** START OF TEXT PASSAGE **
Bumping version to 0.0.9

igorborgest · igorborgest · commit 6fcb149df074 · 2019-10-07T17:10:18.000-03:00
diff --git a/README.md b/README.md
@@ -2,7 +2,7 @@
 
 > Utility belt to handle data on AWS.
 
-[![Release](https://img.shields.io/badge/release-0.0.8-brightgreen.svg)](https://pypi.org/project/awswrangler/)
+[![Release](https://img.shields.io/badge/release-0.0.9-brightgreen.svg)](https://pypi.org/project/awswrangler/)
 [![Release](https://img.shields.io/pypi/dm/awswrangler.svg)](https://pypi.org/project/awswrangler/)
 [![Python Version](https://img.shields.io/badge/python-3.6%20%7C%203.7-brightgreen.svg)](https://pypi.org/project/awswrangler/)
 [![Documentation Status](https://readthedocs.org/projects/aws-data-wrangler/badge/?version=latest)](https://aws-data-wrangler.readthedocs.io/en/latest/?badge=latest)
diff --git a/awswrangler/__version__.py b/awswrangler/__version__.py
@@ -1,4 +1,4 @@
 __title__ = "awswrangler"
 __description__ = "Utility belt to handle data on AWS."
-__version__ = "0.0.8"
+__version__ = "0.0.9"
 __license__ = "Apache License 2.0"
diff --git a/awswrangler/pandas.py b/awswrangler/pandas.py
@@ -6,9 +6,9 @@
 import csv
 from datetime import datetime
 
-import pandas
-import pyarrow
-from pyarrow import parquet
+import pandas as pd
+import pyarrow as pa
+from pyarrow import parquet as pq
 
 from awswrangler import data_types
 from awswrangler.exceptions import (UnsupportedWriteMode,
@@ -239,21 +239,20 @@ def _read_csv_iterator(
                         lineterminator=lineterminator)
                     forgotten_bytes = len(body[last_char:])
 
-                df = pandas.read_csv(
-                    StringIO(body[:last_char].decode("utf-8")),
-                    header=header,
-                    names=names,
-                    usecols=usecols,
-                    sep=sep,
-                    quotechar=quotechar,
-                    quoting=quoting,
-                    escapechar=escapechar,
-                    parse_dates=parse_dates,
-                    infer_datetime_format=infer_datetime_format,
-                    lineterminator=lineterminator,
-                    dtype=dtype,
-                    encoding=encoding,
-                    converters=converters)
** END OF TEXT PASSAGE **
** START OF DATASET EXCERPT **
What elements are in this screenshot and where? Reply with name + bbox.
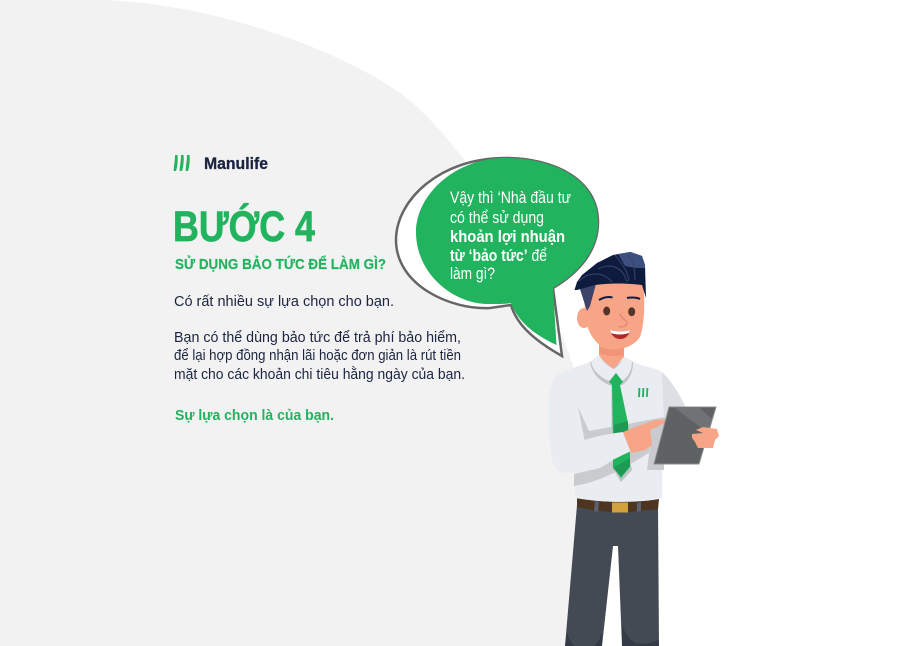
** END OF DATASET EXCERPT **
■ TASK DIRECTIONS ■
Continue the version-bump commit diff from where it stops.

■ TASK ANSWER ■
+                df = pd.read_csv(StringIO(body[:last_char].decode("utf-8")),
+                                 header=header,
+                                 names=names,
+                                 usecols=usecols,
+                                 sep=sep,
+                                 quotechar=quotechar,
+                                 quoting=quoting,
+                                 escapechar=escapechar,
+                                 parse_dates=parse_dates,
+                                 infer_datetime_format=infer_datetime_format,
+                                 lineterminator=lineterminator,
+                                 dtype=dtype,
+                                 encoding=encoding,
+                                 converters=converters)
                 yield df
                 if count == 1:  # first chunk
                     names = df.columns
@@ -402,7 +401,7 @@ def _read_csv_once(
                                    Key=key_path,
                                    Fileobj=buff)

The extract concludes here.